** GIVEN EXERCISE **
Scan the listing below for the word "Mosel" and state how many lines hold it. Write nothing but the number.

(Saved entries)
******
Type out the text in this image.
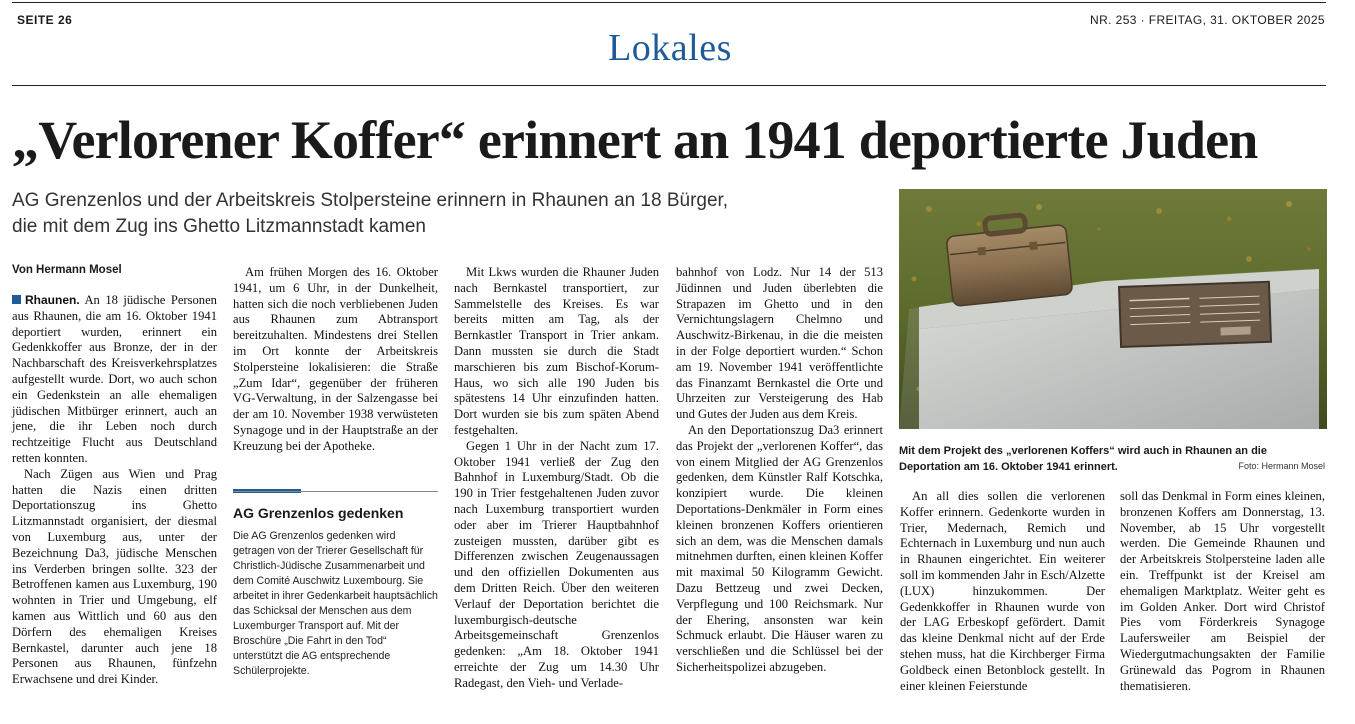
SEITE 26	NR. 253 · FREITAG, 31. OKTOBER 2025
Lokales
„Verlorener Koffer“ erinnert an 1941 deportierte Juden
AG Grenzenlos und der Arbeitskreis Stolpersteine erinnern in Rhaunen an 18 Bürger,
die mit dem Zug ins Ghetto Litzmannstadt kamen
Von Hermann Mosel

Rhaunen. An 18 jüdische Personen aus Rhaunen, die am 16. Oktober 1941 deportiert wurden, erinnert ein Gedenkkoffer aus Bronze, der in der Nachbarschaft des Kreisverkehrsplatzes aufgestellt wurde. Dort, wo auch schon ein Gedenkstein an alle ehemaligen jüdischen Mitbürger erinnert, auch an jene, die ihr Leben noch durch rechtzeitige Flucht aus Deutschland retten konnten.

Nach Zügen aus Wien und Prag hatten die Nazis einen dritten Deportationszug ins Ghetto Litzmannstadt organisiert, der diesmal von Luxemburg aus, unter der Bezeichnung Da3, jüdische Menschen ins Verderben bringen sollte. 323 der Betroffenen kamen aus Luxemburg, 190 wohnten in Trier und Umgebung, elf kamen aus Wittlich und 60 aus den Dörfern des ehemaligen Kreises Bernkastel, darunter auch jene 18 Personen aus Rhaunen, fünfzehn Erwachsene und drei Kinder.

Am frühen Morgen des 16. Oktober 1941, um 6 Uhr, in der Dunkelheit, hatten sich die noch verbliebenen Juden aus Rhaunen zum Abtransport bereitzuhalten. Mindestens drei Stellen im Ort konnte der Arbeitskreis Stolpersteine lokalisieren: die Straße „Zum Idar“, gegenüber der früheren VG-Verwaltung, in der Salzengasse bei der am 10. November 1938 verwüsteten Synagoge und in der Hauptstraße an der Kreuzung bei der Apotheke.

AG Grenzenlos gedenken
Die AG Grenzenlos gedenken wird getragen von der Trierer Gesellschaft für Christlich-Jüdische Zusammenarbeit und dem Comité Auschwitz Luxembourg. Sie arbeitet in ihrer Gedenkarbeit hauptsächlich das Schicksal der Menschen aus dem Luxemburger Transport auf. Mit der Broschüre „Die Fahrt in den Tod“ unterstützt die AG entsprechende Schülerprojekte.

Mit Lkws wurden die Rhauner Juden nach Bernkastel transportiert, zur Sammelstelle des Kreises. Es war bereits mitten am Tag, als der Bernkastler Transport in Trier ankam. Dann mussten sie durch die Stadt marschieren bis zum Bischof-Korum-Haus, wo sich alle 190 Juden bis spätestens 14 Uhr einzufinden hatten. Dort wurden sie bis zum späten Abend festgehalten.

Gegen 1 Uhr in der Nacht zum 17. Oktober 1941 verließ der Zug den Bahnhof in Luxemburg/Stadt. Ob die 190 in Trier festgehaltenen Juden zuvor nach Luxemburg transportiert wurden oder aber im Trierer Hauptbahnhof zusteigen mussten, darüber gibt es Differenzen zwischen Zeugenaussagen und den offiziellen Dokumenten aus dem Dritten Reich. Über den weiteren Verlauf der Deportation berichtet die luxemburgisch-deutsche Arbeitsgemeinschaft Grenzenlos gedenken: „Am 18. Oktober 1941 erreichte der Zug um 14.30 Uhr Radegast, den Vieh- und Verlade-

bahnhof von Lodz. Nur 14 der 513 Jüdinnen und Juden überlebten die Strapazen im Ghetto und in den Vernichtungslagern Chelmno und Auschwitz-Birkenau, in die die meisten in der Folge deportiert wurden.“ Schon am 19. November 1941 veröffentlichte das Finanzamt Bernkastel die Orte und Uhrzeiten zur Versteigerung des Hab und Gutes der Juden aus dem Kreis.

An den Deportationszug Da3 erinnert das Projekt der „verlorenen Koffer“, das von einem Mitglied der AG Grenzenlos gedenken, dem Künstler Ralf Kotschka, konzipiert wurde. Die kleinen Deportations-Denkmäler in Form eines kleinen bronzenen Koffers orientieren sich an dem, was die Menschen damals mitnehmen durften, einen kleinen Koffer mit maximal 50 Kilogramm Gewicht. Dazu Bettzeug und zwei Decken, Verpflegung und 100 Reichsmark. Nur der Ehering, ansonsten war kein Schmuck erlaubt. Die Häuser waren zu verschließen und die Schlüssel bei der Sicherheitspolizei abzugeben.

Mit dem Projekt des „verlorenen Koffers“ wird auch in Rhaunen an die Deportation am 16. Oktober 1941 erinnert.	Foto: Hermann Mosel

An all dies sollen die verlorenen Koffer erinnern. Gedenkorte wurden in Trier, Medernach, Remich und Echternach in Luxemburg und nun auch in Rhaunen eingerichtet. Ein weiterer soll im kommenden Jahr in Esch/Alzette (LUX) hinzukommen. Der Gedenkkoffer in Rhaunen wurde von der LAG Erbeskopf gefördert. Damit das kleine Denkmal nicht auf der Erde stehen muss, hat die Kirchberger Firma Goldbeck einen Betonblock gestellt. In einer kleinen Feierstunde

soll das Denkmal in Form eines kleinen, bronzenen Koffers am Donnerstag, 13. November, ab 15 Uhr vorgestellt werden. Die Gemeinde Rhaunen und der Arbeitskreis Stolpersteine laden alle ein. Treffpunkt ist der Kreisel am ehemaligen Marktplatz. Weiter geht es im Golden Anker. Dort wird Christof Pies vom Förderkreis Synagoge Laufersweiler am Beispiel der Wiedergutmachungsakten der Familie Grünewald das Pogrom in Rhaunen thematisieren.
******
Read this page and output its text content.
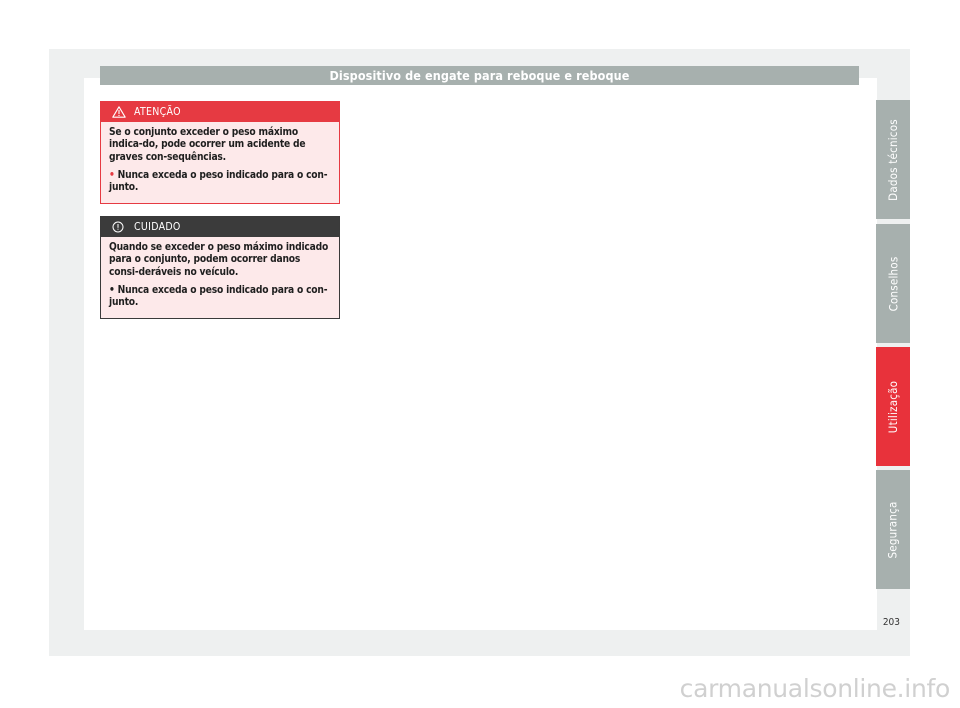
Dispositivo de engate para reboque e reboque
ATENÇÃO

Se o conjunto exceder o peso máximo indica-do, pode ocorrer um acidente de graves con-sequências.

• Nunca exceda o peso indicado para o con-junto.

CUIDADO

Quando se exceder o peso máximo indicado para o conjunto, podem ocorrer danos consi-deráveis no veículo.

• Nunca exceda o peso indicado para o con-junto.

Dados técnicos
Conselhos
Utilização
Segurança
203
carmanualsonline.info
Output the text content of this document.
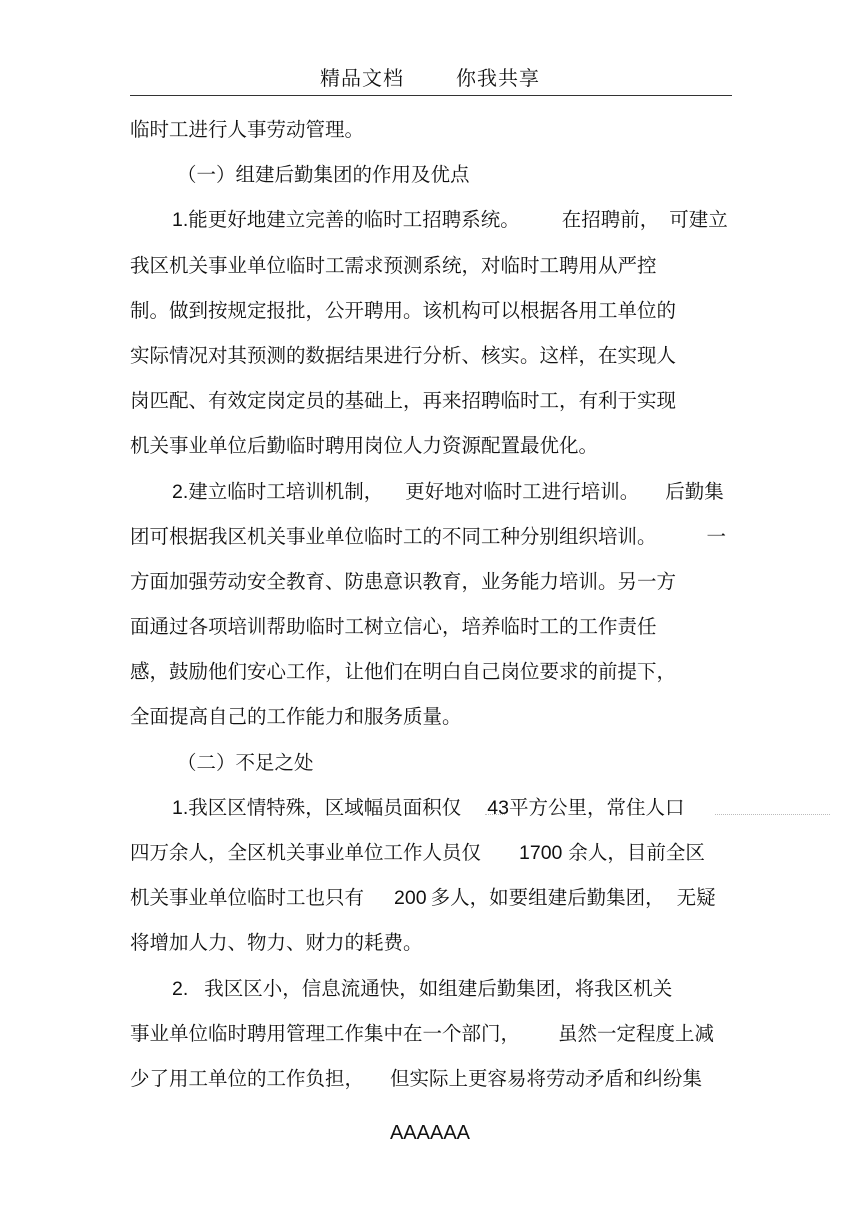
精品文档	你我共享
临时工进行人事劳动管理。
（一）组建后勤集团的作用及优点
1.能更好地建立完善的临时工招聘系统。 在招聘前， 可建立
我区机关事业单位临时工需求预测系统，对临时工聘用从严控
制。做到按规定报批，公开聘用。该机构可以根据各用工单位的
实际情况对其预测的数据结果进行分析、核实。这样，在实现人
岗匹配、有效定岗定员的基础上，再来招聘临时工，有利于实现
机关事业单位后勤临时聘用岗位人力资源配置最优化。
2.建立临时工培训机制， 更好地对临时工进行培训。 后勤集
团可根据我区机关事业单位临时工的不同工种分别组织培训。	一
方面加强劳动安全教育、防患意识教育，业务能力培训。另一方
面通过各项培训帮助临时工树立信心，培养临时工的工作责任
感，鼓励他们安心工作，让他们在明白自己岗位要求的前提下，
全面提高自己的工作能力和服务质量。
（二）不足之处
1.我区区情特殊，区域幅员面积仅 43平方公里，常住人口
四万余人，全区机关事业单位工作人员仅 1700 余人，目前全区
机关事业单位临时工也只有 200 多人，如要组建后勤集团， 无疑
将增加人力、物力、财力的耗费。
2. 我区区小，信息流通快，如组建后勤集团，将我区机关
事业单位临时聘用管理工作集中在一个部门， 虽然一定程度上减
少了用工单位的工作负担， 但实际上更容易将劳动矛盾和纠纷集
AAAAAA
******
** COMPLETED TASK **
2